▶ [GOAL]
Pull every line with the word "them" out of the entries below.
start
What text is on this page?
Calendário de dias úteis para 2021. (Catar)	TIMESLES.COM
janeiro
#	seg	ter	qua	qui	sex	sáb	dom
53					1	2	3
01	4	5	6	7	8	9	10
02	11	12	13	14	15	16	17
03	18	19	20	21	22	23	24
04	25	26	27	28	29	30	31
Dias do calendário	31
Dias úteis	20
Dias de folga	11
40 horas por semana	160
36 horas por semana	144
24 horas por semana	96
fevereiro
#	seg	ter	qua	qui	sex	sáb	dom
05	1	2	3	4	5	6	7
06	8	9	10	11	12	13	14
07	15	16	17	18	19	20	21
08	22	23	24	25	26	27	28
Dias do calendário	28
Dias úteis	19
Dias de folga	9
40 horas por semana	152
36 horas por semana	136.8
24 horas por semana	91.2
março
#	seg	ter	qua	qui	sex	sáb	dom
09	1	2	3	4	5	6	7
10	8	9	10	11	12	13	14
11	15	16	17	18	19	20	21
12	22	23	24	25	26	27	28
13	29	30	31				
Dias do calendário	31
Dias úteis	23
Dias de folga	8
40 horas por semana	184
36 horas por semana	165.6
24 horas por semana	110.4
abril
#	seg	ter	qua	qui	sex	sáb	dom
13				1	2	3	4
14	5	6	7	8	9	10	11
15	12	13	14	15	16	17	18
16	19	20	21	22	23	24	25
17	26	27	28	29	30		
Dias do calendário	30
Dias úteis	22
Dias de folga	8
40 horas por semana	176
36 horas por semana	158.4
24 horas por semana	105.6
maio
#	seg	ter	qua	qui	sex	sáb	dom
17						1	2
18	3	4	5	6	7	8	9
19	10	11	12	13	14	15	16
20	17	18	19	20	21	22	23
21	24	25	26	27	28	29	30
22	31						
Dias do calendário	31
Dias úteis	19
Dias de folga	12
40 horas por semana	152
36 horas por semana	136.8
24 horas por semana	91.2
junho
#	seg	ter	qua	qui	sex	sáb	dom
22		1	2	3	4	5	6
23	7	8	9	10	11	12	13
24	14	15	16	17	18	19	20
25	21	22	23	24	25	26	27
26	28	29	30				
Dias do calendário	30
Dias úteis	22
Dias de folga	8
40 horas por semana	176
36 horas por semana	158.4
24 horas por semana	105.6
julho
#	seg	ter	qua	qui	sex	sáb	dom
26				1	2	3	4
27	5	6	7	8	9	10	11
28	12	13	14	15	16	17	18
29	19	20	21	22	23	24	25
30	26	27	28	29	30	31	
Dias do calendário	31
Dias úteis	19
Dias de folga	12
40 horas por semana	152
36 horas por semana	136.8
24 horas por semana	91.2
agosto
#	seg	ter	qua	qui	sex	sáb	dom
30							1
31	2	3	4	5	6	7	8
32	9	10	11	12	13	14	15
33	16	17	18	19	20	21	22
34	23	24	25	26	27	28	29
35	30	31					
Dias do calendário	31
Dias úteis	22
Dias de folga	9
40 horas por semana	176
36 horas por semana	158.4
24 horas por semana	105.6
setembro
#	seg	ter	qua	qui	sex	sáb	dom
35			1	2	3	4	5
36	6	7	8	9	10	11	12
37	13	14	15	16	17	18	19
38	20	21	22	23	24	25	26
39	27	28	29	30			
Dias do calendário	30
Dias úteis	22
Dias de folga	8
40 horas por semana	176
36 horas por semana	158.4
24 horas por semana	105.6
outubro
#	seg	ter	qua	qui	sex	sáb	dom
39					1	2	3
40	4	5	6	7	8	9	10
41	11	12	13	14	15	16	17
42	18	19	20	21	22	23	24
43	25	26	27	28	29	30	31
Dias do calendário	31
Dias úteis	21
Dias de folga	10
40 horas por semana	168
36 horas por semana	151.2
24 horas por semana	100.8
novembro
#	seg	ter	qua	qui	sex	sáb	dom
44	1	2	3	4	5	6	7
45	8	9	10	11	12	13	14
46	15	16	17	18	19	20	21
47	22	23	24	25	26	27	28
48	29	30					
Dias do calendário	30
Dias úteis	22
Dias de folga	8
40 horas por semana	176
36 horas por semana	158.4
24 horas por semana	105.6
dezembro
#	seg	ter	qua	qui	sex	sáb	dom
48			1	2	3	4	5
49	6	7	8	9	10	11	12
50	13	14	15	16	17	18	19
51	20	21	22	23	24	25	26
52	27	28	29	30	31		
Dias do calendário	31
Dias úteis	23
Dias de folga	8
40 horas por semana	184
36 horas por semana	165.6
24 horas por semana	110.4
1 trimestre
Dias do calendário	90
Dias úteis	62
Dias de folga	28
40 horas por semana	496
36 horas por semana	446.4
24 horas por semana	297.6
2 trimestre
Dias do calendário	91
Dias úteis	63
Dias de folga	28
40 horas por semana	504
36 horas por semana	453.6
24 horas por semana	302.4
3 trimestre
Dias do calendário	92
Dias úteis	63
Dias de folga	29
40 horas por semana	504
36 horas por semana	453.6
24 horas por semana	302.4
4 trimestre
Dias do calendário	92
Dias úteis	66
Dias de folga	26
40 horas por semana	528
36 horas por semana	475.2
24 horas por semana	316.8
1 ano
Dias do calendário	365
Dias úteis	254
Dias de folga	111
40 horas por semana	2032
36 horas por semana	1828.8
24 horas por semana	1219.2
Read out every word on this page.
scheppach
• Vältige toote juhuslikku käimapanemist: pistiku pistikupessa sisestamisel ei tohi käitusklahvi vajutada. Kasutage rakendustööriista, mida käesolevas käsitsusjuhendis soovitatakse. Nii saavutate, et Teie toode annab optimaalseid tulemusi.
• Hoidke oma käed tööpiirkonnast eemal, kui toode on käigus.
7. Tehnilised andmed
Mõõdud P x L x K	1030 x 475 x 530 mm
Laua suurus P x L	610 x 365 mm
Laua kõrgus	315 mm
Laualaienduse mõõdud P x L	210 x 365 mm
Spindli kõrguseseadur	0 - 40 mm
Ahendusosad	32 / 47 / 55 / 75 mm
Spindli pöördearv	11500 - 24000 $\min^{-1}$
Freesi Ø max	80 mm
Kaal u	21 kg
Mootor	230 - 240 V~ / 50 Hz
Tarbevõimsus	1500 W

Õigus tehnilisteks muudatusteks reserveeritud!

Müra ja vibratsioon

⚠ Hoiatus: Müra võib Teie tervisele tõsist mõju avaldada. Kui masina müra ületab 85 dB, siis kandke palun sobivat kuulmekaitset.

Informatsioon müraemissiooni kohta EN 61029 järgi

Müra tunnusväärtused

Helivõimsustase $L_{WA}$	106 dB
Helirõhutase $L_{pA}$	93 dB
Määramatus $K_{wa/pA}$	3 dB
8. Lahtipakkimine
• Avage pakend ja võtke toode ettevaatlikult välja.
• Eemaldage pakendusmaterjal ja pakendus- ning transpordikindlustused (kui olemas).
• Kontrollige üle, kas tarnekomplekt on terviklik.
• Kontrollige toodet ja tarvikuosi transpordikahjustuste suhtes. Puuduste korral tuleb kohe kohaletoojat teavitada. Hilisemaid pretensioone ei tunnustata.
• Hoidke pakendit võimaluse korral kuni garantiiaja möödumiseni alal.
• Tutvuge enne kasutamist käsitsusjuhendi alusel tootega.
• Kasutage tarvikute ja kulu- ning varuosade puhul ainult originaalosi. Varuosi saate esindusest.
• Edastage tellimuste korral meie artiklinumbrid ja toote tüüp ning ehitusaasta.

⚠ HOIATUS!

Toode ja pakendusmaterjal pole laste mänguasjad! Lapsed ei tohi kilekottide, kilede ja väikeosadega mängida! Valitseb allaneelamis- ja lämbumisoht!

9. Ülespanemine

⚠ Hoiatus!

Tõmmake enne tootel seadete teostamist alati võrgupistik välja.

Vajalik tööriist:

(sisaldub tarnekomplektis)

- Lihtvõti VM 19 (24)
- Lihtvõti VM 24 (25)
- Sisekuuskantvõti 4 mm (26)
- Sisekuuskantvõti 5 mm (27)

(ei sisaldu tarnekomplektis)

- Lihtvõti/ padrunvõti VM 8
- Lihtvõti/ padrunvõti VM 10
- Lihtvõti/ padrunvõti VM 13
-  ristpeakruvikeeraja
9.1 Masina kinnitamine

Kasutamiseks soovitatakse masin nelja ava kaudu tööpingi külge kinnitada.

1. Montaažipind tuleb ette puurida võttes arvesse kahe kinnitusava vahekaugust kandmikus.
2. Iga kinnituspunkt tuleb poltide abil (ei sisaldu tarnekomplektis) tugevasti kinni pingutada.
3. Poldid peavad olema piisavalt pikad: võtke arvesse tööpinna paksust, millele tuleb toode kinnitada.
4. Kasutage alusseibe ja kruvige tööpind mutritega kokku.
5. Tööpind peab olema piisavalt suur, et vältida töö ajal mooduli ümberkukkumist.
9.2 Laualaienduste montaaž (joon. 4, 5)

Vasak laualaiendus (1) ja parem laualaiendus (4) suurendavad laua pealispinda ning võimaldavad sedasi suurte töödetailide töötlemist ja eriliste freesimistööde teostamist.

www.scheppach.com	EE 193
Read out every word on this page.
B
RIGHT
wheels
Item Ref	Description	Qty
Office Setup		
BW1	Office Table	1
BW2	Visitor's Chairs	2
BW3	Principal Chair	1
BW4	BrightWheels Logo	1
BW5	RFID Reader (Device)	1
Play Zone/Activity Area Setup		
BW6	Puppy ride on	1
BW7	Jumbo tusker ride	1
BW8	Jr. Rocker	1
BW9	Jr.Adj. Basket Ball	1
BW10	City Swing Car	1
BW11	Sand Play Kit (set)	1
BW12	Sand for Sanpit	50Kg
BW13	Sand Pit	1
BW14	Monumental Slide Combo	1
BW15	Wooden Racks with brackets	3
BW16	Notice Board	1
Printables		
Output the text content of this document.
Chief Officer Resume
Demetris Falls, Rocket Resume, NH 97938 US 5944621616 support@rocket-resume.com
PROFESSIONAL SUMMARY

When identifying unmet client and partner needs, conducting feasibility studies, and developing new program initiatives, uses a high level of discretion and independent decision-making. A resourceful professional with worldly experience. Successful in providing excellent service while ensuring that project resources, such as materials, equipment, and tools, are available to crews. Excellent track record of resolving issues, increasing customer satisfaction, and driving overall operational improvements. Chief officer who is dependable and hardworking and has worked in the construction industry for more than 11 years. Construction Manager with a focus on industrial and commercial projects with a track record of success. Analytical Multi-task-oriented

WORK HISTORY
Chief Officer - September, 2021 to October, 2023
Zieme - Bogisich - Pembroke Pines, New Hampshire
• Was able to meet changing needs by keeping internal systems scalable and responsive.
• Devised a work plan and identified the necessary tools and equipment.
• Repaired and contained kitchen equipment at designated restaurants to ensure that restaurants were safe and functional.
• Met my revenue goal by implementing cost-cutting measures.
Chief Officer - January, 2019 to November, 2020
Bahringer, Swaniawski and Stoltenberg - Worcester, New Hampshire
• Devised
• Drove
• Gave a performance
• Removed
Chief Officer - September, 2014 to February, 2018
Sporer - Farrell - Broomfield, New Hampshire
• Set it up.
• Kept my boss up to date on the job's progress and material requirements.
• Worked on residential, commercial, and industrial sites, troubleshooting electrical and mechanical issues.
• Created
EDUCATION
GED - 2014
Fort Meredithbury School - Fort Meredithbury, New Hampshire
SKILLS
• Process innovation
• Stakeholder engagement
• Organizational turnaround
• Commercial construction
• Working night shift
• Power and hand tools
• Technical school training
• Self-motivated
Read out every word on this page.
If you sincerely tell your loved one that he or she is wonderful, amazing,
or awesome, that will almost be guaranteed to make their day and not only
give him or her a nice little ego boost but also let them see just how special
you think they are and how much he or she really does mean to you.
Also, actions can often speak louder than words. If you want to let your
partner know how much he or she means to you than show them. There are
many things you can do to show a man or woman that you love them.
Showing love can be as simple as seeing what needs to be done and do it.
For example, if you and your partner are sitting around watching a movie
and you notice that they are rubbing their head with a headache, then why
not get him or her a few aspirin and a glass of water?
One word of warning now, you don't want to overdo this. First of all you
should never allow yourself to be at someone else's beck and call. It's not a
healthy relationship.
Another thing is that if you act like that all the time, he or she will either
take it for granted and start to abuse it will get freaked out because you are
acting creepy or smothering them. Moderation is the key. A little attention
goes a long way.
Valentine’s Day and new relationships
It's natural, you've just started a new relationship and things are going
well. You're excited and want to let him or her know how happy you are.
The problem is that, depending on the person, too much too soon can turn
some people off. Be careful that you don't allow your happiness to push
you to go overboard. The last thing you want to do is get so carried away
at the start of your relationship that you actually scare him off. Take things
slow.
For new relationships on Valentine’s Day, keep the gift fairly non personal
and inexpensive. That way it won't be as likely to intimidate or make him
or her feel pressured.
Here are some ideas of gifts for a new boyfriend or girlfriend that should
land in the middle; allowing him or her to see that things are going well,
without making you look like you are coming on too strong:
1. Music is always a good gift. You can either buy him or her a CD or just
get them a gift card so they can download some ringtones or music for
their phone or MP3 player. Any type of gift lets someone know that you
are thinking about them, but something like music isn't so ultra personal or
end
▶ [CORRECT RESPONSE]
give him or her a nice little ego boost but also let them see just how special
partner know how much he or she means to you than show them. There are
many things you can do to show a man or woman that you love them.
acting creepy or smothering them. Moderation is the key. A little attention
get them a gift card so they can download some ringtones or music for
are thinking about them, but something like music isn't so ultra personal or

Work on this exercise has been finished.